■ **Written problem**
Quote the lines exactly, starting with the line that contains "Parse this screenshot: output" and ending with the line that contains "Decode this image", and leave out all other lines.

■ **Entries**
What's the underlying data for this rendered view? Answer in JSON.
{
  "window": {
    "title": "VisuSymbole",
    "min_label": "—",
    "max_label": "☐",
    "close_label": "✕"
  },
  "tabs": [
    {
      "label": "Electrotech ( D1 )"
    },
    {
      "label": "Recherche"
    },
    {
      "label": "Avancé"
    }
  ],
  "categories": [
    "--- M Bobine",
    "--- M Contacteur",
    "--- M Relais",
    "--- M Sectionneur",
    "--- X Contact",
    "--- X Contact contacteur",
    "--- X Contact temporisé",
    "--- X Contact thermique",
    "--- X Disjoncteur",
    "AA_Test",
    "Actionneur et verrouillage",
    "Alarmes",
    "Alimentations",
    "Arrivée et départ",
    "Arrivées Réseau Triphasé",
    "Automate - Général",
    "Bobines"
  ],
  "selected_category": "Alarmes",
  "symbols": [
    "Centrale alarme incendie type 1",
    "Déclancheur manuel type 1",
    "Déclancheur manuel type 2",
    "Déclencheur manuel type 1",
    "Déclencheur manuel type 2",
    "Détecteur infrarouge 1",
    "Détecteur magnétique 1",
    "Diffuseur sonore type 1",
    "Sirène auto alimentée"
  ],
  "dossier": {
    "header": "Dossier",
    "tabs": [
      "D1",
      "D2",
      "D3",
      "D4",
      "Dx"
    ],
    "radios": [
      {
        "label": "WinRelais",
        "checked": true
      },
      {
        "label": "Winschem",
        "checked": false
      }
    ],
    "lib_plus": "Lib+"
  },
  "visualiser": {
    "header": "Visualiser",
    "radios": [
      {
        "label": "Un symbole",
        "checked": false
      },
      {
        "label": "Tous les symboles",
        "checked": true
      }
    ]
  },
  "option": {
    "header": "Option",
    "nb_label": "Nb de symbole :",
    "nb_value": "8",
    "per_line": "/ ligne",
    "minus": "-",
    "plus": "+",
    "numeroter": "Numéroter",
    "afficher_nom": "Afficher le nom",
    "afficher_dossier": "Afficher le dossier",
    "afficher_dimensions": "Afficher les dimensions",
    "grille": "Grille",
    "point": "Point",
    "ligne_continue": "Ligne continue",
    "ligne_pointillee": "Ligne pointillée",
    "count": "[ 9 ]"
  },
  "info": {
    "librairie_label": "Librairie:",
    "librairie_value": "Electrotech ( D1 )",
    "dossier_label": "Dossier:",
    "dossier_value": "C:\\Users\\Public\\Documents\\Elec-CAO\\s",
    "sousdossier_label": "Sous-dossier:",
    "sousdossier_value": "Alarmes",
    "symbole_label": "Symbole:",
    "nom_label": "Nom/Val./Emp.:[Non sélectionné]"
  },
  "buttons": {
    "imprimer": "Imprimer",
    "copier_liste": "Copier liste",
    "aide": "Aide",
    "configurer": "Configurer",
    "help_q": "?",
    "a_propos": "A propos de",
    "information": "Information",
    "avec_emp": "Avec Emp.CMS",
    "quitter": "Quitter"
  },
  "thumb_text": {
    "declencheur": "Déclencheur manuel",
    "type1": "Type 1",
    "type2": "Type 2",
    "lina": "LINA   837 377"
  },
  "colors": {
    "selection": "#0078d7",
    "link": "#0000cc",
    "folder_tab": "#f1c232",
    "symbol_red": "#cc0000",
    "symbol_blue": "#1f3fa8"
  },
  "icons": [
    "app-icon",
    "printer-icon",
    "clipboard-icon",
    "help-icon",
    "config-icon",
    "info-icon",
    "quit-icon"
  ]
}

--

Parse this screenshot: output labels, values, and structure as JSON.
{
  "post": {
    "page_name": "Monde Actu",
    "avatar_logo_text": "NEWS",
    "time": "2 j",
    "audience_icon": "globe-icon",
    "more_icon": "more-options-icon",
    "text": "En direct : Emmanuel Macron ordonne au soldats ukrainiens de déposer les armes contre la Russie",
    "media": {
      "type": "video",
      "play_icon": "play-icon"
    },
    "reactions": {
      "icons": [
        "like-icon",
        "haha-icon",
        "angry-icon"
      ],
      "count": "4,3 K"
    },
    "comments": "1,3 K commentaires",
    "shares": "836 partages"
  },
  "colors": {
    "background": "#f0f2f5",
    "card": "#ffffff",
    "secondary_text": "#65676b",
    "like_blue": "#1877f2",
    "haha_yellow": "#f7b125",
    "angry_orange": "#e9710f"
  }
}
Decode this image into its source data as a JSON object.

■ **Written response**
Parse this screenshot: output labels, values, and structure as JSON.
{
  "post": {
    "page_name": "Monde Actu",
    "avatar_logo_text": "NEWS",
    "time": "2 j",
    "audience_icon": "globe-icon",
    "more_icon": "more-options-icon",
    "text": "En direct : Emmanuel Macron ordonne au soldats ukrainiens de déposer les armes contre la Russie",
    "media": {
      "type": "video",
      "play_icon": "play-icon"
    },
    "reactions": {
      "icons": [
        "like-icon",
        "haha-icon",
        "angry-icon"
      ],
      "count": "4,3 K"
    },
    "comments": "1,3 K commentaires",
    "shares": "836 partages"
  },
  "colors": {
    "background": "#f0f2f5",
    "card": "#ffffff",
    "secondary_text": "#65676b",
    "like_blue": "#1877f2",
    "haha_yellow": "#f7b125",
    "angry_orange": "#e9710f"
  }
}
Decode this image into its source data as a JSON object.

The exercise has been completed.